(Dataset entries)
▽

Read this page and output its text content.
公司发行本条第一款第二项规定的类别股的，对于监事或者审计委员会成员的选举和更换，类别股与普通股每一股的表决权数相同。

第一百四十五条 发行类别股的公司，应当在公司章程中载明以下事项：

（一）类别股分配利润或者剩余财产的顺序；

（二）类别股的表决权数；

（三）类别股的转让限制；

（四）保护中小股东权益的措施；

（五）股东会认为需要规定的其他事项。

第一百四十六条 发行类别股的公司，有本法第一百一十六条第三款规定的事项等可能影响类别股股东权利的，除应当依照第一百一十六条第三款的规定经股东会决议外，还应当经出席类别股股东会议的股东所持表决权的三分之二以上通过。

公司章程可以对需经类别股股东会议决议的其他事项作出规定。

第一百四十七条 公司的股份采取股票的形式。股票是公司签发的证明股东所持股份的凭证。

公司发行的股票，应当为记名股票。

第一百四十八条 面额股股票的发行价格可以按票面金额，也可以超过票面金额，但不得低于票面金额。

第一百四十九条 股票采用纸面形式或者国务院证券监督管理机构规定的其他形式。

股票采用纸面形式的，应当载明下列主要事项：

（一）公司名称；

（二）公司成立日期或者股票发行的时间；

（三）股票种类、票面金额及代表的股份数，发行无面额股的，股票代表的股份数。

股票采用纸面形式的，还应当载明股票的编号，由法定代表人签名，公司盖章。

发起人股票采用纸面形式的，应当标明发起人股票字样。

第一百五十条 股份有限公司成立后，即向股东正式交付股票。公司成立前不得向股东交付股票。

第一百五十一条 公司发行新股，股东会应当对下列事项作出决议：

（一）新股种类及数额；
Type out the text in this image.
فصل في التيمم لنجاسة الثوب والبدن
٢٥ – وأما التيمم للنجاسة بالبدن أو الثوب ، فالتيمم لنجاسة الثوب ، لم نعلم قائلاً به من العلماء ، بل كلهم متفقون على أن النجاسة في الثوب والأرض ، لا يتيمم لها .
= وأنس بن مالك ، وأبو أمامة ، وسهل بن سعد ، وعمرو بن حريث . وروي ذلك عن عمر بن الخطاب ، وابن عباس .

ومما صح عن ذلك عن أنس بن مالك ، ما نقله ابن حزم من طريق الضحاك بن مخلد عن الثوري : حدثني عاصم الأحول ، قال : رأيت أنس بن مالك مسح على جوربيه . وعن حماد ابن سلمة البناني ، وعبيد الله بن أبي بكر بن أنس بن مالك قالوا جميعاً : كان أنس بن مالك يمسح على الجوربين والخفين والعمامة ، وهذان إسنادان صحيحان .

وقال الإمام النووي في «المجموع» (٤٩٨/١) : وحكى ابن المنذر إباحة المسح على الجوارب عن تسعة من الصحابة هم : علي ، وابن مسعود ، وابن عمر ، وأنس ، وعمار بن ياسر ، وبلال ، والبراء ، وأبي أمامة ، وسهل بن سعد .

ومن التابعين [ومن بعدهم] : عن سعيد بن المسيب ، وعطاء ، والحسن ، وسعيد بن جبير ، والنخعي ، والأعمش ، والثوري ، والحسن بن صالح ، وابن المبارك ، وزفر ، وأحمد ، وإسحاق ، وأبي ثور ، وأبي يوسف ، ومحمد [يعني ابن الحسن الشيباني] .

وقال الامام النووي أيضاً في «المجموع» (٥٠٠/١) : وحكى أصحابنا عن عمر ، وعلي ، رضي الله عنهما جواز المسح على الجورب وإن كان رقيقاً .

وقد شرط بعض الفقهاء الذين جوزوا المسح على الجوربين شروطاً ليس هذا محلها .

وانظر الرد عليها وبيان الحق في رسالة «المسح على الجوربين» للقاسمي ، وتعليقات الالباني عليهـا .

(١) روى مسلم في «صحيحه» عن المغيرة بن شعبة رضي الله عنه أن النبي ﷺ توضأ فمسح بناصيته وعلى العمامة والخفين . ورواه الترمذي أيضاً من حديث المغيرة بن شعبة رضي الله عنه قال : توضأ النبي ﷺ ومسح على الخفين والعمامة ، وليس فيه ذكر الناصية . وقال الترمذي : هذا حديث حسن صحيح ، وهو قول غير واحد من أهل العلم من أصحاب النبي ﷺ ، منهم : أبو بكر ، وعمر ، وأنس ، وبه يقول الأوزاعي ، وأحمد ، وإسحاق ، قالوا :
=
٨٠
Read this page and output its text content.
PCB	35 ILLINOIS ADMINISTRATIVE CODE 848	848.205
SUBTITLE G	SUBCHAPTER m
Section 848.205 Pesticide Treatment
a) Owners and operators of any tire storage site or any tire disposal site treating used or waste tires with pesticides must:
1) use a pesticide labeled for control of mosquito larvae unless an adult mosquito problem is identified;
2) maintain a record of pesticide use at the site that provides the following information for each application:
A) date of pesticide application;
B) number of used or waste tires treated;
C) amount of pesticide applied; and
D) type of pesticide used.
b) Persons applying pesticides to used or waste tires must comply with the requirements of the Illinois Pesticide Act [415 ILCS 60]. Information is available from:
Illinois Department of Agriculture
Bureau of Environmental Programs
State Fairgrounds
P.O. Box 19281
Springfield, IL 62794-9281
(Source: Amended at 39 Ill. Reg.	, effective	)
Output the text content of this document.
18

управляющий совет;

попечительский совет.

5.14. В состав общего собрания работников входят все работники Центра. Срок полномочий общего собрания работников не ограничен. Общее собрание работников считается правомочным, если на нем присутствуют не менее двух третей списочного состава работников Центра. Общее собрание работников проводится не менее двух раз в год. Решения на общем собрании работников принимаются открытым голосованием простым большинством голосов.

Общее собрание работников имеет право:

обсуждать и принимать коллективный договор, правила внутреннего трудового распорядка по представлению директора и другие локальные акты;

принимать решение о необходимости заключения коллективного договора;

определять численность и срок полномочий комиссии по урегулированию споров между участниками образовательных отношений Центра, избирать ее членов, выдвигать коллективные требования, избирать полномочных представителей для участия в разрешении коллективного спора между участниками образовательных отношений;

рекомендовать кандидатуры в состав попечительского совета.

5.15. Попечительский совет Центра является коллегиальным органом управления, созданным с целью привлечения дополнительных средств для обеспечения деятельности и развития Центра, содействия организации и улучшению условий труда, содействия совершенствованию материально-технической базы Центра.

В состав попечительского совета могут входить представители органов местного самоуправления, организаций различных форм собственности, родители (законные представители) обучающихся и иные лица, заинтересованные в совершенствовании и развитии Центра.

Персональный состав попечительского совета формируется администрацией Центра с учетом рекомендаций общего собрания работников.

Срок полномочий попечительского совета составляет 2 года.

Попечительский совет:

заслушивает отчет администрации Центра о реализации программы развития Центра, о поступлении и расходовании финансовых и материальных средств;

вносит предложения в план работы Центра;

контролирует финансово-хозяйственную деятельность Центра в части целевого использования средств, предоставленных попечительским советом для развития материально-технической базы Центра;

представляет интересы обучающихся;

△

Request:
Take the listing above and set it down exactly.

Response:
Read this page and output its text content.
公司发行本条第一款第二项规定的类别股的，对于监事或者审计委员会成员的选举和更换，类别股与普通股每一股的表决权数相同。

第一百四十五条 发行类别股的公司，应当在公司章程中载明以下事项：

（一）类别股分配利润或者剩余财产的顺序；

（二）类别股的表决权数；

（三）类别股的转让限制；

（四）保护中小股东权益的措施；

（五）股东会认为需要规定的其他事项。

第一百四十六条 发行类别股的公司，有本法第一百一十六条第三款规定的事项等可能影响类别股股东权利的，除应当依照第一百一十六条第三款的规定经股东会决议外，还应当经出席类别股股东会议的股东所持表决权的三分之二以上通过。

公司章程可以对需经类别股股东会议决议的其他事项作出规定。

第一百四十七条 公司的股份采取股票的形式。股票是公司签发的证明股东所持股份的凭证。

公司发行的股票，应当为记名股票。

第一百四十八条 面额股股票的发行价格可以按票面金额，也可以超过票面金额，但不得低于票面金额。

第一百四十九条 股票采用纸面形式或者国务院证券监督管理机构规定的其他形式。

股票采用纸面形式的，应当载明下列主要事项：

（一）公司名称；

（二）公司成立日期或者股票发行的时间；

（三）股票种类、票面金额及代表的股份数，发行无面额股的，股票代表的股份数。

股票采用纸面形式的，还应当载明股票的编号，由法定代表人签名，公司盖章。

发起人股票采用纸面形式的，应当标明发起人股票字样。

第一百五十条 股份有限公司成立后，即向股东正式交付股票。公司成立前不得向股东交付股票。

第一百五十一条 公司发行新股，股东会应当对下列事项作出决议：

（一）新股种类及数额；
Type out the text in this image.
فصل في التيمم لنجاسة الثوب والبدن
٢٥ – وأما التيمم للنجاسة بالبدن أو الثوب ، فالتيمم لنجاسة الثوب ، لم نعلم قائلاً به من العلماء ، بل كلهم متفقون على أن النجاسة في الثوب والأرض ، لا يتيمم لها .
= وأنس بن مالك ، وأبو أمامة ، وسهل بن سعد ، وعمرو بن حريث . وروي ذلك عن عمر بن الخطاب ، وابن عباس .

ومما صح عن ذلك عن أنس بن مالك ، ما نقله ابن حزم من طريق الضحاك بن مخلد عن الثوري : حدثني عاصم الأحول ، قال : رأيت أنس بن مالك مسح على جوربيه . وعن حماد ابن سلمة البناني ، وعبيد الله بن أبي بكر بن أنس بن مالك قالوا جميعاً : كان أنس بن مالك يمسح على الجوربين والخفين والعمامة ، وهذان إسنادان صحيحان .

وقال الإمام النووي في «المجموع» (٤٩٨/١) : وحكى ابن المنذر إباحة المسح على الجوارب عن تسعة من الصحابة هم : علي ، وابن مسعود ، وابن عمر ، وأنس ، وعمار بن ياسر ، وبلال ، والبراء ، وأبي أمامة ، وسهل بن سعد .

ومن التابعين [ومن بعدهم] : عن سعيد بن المسيب ، وعطاء ، والحسن ، وسعيد بن جبير ، والنخعي ، والأعمش ، والثوري ، والحسن بن صالح ، وابن المبارك ، وزفر ، وأحمد ، وإسحاق ، وأبي ثور ، وأبي يوسف ، ومحمد [يعني ابن الحسن الشيباني] .

وقال الامام النووي أيضاً في «المجموع» (٥٠٠/١) : وحكى أصحابنا عن عمر ، وعلي ، رضي الله عنهما جواز المسح على الجورب وإن كان رقيقاً .

وقد شرط بعض الفقهاء الذين جوزوا المسح على الجوربين شروطاً ليس هذا محلها .

وانظر الرد عليها وبيان الحق في رسالة «المسح على الجوربين» للقاسمي ، وتعليقات الالباني عليهـا .

(١) روى مسلم في «صحيحه» عن المغيرة بن شعبة رضي الله عنه أن النبي ﷺ توضأ فمسح بناصيته وعلى العمامة والخفين . ورواه الترمذي أيضاً من حديث المغيرة بن شعبة رضي الله عنه قال : توضأ النبي ﷺ ومسح على الخفين والعمامة ، وليس فيه ذكر الناصية . وقال الترمذي : هذا حديث حسن صحيح ، وهو قول غير واحد من أهل العلم من أصحاب النبي ﷺ ، منهم : أبو بكر ، وعمر ، وأنس ، وبه يقول الأوزاعي ، وأحمد ، وإسحاق ، قالوا :
=
٨٠
Read this page and output its text content.
PCB	35 ILLINOIS ADMINISTRATIVE CODE 848	848.205
SUBTITLE G	SUBCHAPTER m
Section 848.205 Pesticide Treatment
a) Owners and operators of any tire storage site or any tire disposal site treating used or waste tires with pesticides must:
1) use a pesticide labeled for control of mosquito larvae unless an adult mosquito problem is identified;
2) maintain a record of pesticide use at the site that provides the following information for each application:
A) date of pesticide application;
B) number of used or waste tires treated;
C) amount of pesticide applied; and
D) type of pesticide used.
b) Persons applying pesticides to used or waste tires must comply with the requirements of the Illinois Pesticide Act [415 ILCS 60]. Information is available from:
Illinois Department of Agriculture
Bureau of Environmental Programs
State Fairgrounds
P.O. Box 19281
Springfield, IL 62794-9281
(Source: Amended at 39 Ill. Reg.	, effective	)
Output the text content of this document.
18

управляющий совет;

попечительский совет.

5.14. В состав общего собрания работников входят все работники Центра. Срок полномочий общего собрания работников не ограничен. Общее собрание работников считается правомочным, если на нем присутствуют не менее двух третей списочного состава работников Центра. Общее собрание работников проводится не менее двух раз в год. Решения на общем собрании работников принимаются открытым голосованием простым большинством голосов.

Общее собрание работников имеет право:

обсуждать и принимать коллективный договор, правила внутреннего трудового распорядка по представлению директора и другие локальные акты;

принимать решение о необходимости заключения коллективного договора;

определять численность и срок полномочий комиссии по урегулированию споров между участниками образовательных отношений Центра, избирать ее членов, выдвигать коллективные требования, избирать полномочных представителей для участия в разрешении коллективного спора между участниками образовательных отношений;

рекомендовать кандидатуры в состав попечительского совета.

5.15. Попечительский совет Центра является коллегиальным органом управления, созданным с целью привлечения дополнительных средств для обеспечения деятельности и развития Центра, содействия организации и улучшению условий труда, содействия совершенствованию материально-технической базы Центра.

В состав попечительского совета могут входить представители органов местного самоуправления, организаций различных форм собственности, родители (законные представители) обучающихся и иные лица, заинтересованные в совершенствовании и развитии Центра.

Персональный состав попечительского совета формируется администрацией Центра с учетом рекомендаций общего собрания работников.

Срок полномочий попечительского совета составляет 2 года.

Попечительский совет:

заслушивает отчет администрации Центра о реализации программы развития Центра, о поступлении и расходовании финансовых и материальных средств;

вносит предложения в план работы Центра;

контролирует финансово-хозяйственную деятельность Центра в части целевого использования средств, предоставленных попечительским советом для развития материально-технической базы Центра;

представляет интересы обучающихся;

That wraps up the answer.